Dataset items:
^^^^^^^^
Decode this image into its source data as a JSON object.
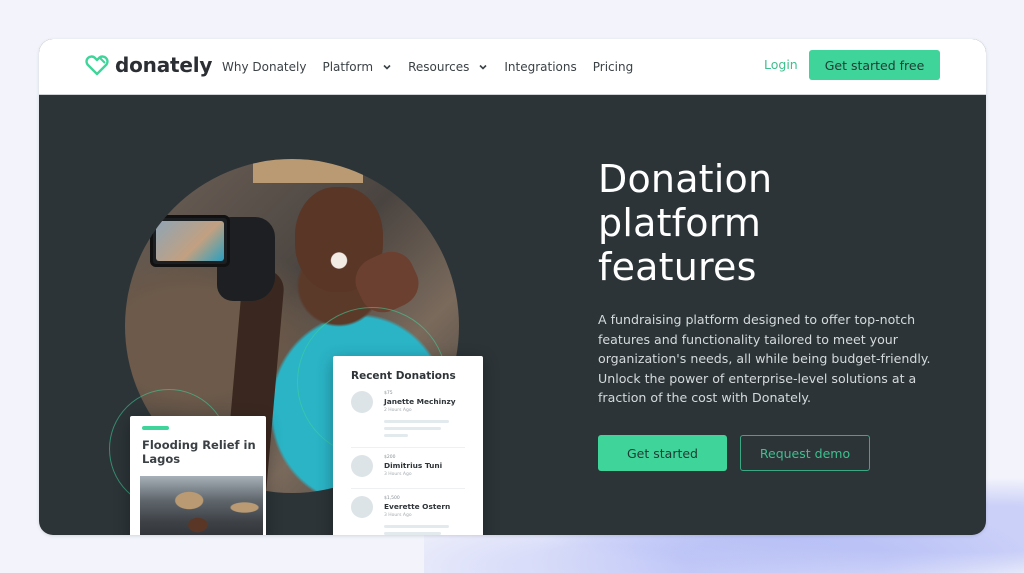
{
  "nav": {
    "brand": "donately",
    "items": [
      {
        "label": "Why Donately",
        "has_dropdown": false
      },
      {
        "label": "Platform",
        "has_dropdown": true
      },
      {
        "label": "Resources",
        "has_dropdown": true
      },
      {
        "label": "Integrations",
        "has_dropdown": false
      },
      {
        "label": "Pricing",
        "has_dropdown": false
      }
    ],
    "login_label": "Login",
    "cta_label": "Get started free"
  },
  "hero": {
    "title_lines": [
      "Donation",
      "platform",
      "features"
    ],
    "description": "A fundraising platform designed to offer top-notch features and functionality tailored to meet your organization's needs, all while being budget-friendly. Unlock the power of enterprise-level solutions at a fraction of the cost with Donately.",
    "primary_button": "Get started",
    "secondary_button": "Request demo"
  },
  "recent_donations": {
    "title": "Recent Donations",
    "items": [
      {
        "amount": "$75",
        "name": "Janette Mechinzy",
        "time": "2 Hours Ago"
      },
      {
        "amount": "$200",
        "name": "Dimitrius Tuni",
        "time": "3 Hours Ago"
      },
      {
        "amount": "$1,500",
        "name": "Everette Ostern",
        "time": "3 Hours Ago"
      }
    ]
  },
  "campaign_card": {
    "title": "Flooding Relief in Lagos"
  },
  "colors": {
    "brand_green": "#3fd49a",
    "hero_bg": "#2c3438",
    "page_bg": "#f2f3fb"
  }
}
^^^^^^^^
DIRECTIONS
Set the pictures aside and transcribe the data above exactly.

TASK SOLUTION
Decode this image into its source data as a JSON object.
{
  "nav": {
    "brand": "donately",
    "items": [
      {
        "label": "Why Donately",
        "has_dropdown": false
      },
      {
        "label": "Platform",
        "has_dropdown": true
      },
      {
        "label": "Resources",
        "has_dropdown": true
      },
      {
        "label": "Integrations",
        "has_dropdown": false
      },
      {
        "label": "Pricing",
        "has_dropdown": false
      }
    ],
    "login_label": "Login",
    "cta_label": "Get started free"
  },
  "hero": {
    "title_lines": [
      "Donation",
      "platform",
      "features"
    ],
    "description": "A fundraising platform designed to offer top-notch features and functionality tailored to meet your organization's needs, all while being budget-friendly. Unlock the power of enterprise-level solutions at a fraction of the cost with Donately.",
    "primary_button": "Get started",
    "secondary_button": "Request demo"
  },
  "recent_donations": {
    "title": "Recent Donations",
    "items": [
      {
        "amount": "$75",
        "name": "Janette Mechinzy",
        "time": "2 Hours Ago"
      },
      {
        "amount": "$200",
        "name": "Dimitrius Tuni",
        "time": "3 Hours Ago"
      },
      {
        "amount": "$1,500",
        "name": "Everette Ostern",
        "time": "3 Hours Ago"
      }
    ]
  },
  "campaign_card": {
    "title": "Flooding Relief in Lagos"
  },
  "colors": {
    "brand_green": "#3fd49a",
    "hero_bg": "#2c3438",
    "page_bg": "#f2f3fb"
  }
}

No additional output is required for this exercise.